- **DIRECTIONS FOR THIS TASK**
The records that follow are to be repeated exactly, with the pictures removed.
-- start ENTRIES SUPPLIED --
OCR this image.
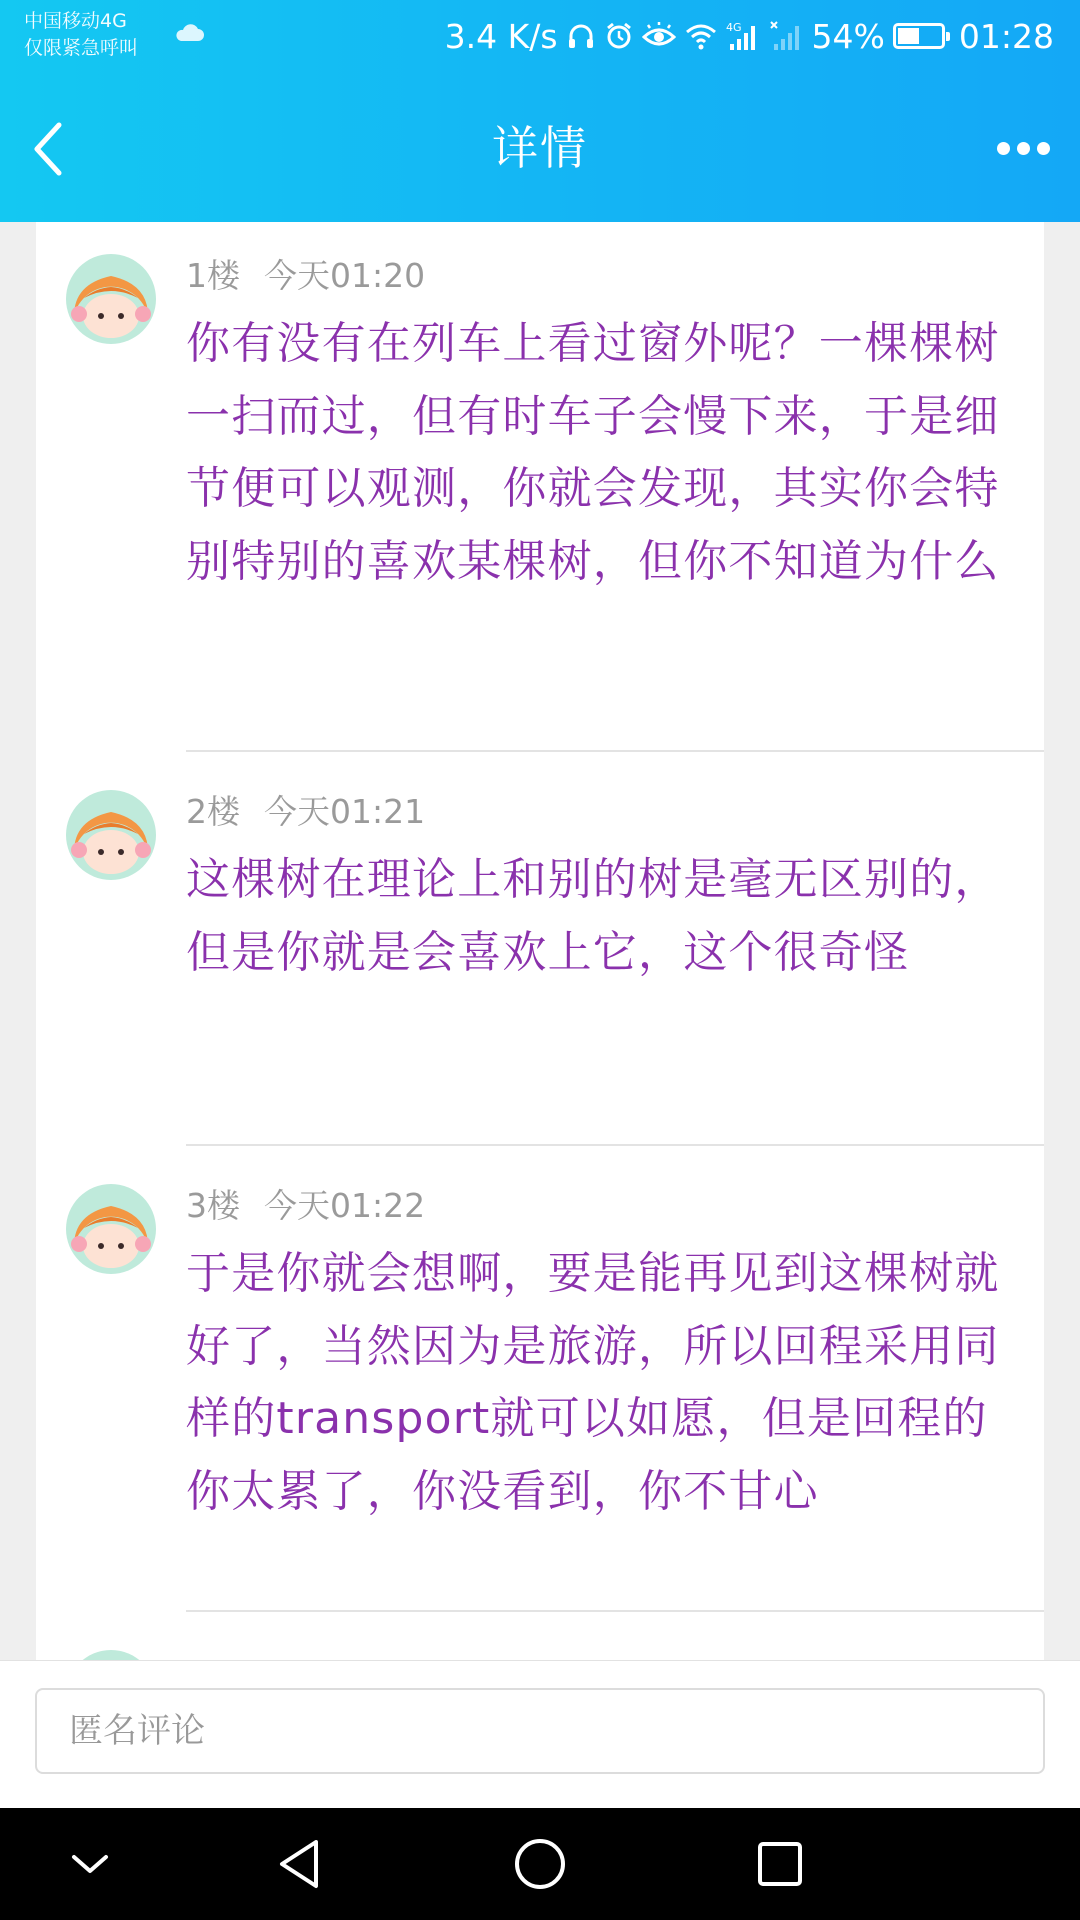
中国移动4G
仅限紧急呼叫	3.4 K/s	4G 54% 01:28
详情
1楼 今天01:20
你有没有在列车上看过窗外呢？一棵棵树一扫而过，但有时车子会慢下来，于是细节便可以观测，你就会发现，其实你会特别特别的喜欢某棵树，但你不知道为什么
2楼 今天01:21
这棵树在理论上和别的树是毫无区别的，但是你就是会喜欢上它，这个很奇怪
3楼 今天01:22
于是你就会想啊，要是能再见到这棵树就好了，当然因为是旅游，所以回程采用同样的transport就可以如愿，但是回程的你太累了，你没看到，你不甘心
匿名评论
-- end ENTRIES SUPPLIED --
- **TASK RESPONSE**
OCR this image.
中国移动4G
仅限紧急呼叫	3.4 K/s	4G 54% 01:28
详情
1楼 今天01:20
你有没有在列车上看过窗外呢？一棵棵树一扫而过，但有时车子会慢下来，于是细节便可以观测，你就会发现，其实你会特别特别的喜欢某棵树，但你不知道为什么
2楼 今天01:21
这棵树在理论上和别的树是毫无区别的，但是你就是会喜欢上它，这个很奇怪
3楼 今天01:22
于是你就会想啊，要是能再见到这棵树就好了，当然因为是旅游，所以回程采用同样的transport就可以如愿，但是回程的你太累了，你没看到，你不甘心
匿名评论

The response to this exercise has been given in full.